Goal: List each line of the data that holds the string "where".

* * * * *

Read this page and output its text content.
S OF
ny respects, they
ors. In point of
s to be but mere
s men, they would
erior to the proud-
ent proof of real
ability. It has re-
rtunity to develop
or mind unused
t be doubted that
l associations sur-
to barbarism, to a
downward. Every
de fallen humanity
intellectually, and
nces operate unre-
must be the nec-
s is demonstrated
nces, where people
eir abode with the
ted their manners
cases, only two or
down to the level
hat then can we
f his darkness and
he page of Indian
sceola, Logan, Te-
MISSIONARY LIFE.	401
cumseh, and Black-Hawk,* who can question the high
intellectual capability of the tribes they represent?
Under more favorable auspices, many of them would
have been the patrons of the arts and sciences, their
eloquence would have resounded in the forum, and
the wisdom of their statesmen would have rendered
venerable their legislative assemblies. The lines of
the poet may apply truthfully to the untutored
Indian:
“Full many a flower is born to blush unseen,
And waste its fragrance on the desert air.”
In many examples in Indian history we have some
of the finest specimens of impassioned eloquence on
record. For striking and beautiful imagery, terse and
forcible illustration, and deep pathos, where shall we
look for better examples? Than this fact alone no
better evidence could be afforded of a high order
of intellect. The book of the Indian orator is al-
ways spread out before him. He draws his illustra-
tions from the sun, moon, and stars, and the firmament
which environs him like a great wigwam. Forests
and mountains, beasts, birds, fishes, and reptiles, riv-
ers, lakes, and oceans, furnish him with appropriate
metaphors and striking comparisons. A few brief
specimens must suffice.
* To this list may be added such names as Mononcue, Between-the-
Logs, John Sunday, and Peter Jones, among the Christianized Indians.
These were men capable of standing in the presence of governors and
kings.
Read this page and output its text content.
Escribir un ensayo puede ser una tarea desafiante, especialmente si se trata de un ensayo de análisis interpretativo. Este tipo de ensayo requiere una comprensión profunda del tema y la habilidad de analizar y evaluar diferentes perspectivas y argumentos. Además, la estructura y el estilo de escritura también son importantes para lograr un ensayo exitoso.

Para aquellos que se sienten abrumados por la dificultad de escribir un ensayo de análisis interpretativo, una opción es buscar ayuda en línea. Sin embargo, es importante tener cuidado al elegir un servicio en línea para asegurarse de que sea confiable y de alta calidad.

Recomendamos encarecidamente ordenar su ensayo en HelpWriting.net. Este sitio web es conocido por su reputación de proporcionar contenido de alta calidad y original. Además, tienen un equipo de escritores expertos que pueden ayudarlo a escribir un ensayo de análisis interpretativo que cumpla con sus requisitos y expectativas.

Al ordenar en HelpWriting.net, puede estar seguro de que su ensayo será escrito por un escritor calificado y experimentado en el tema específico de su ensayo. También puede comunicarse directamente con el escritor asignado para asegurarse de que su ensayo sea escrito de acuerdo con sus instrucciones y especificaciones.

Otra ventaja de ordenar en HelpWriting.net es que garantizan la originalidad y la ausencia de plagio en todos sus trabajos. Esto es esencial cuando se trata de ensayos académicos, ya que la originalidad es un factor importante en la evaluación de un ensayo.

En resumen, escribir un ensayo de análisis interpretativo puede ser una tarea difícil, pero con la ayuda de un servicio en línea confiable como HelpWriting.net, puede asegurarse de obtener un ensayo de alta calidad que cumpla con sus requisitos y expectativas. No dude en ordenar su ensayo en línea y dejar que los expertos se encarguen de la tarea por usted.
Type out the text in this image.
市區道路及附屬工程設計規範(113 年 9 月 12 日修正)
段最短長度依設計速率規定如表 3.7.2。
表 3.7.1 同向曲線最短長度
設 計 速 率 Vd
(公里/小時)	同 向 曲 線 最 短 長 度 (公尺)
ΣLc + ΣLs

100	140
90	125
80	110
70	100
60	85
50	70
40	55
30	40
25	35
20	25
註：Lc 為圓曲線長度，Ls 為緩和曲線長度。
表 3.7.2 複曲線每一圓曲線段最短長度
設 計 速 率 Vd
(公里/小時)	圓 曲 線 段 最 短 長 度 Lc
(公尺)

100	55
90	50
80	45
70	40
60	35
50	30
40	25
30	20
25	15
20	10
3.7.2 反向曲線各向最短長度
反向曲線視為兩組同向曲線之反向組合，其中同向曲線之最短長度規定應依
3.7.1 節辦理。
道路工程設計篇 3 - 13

* * * * *

Task output:
nces, where people
forcible illustration, and deep pathos, where shall we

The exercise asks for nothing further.